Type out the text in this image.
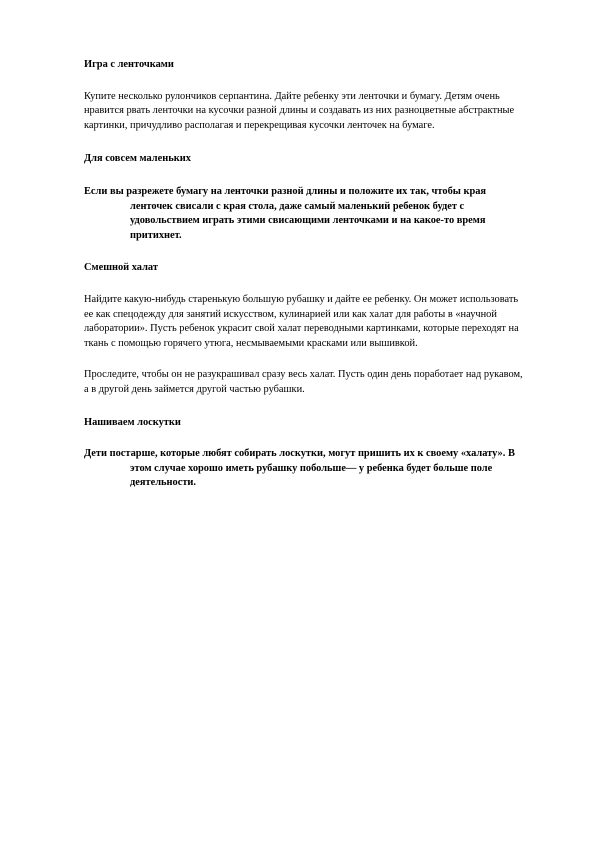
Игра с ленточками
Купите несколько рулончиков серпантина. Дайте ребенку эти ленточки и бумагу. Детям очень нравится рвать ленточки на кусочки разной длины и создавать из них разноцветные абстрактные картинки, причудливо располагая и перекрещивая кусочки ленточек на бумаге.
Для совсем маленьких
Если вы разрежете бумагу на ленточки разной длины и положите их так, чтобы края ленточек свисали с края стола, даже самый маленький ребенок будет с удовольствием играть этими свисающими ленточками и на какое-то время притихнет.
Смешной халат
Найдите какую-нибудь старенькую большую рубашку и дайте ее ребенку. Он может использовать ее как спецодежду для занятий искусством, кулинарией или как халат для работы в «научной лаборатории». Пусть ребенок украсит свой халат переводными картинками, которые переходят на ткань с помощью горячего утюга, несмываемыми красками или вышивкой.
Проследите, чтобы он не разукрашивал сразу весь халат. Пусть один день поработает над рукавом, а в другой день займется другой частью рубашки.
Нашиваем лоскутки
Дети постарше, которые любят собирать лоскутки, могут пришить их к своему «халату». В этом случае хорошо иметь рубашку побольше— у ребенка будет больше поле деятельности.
══════════
### Task
Search the data for "чтобы". Copy every line that has it.

### Response to the task
Если вы разрежете бумагу на ленточки разной длины и положите их так, чтобы края ленточек свисали с края стола, даже самый маленький ребенок будет с удовольствием играть этими свисающими ленточками и на какое-то время притихнет.
Проследите, чтобы он не разукрашивал сразу весь халат. Пусть один день поработает над рукавом, а в другой день займется другой частью рубашки.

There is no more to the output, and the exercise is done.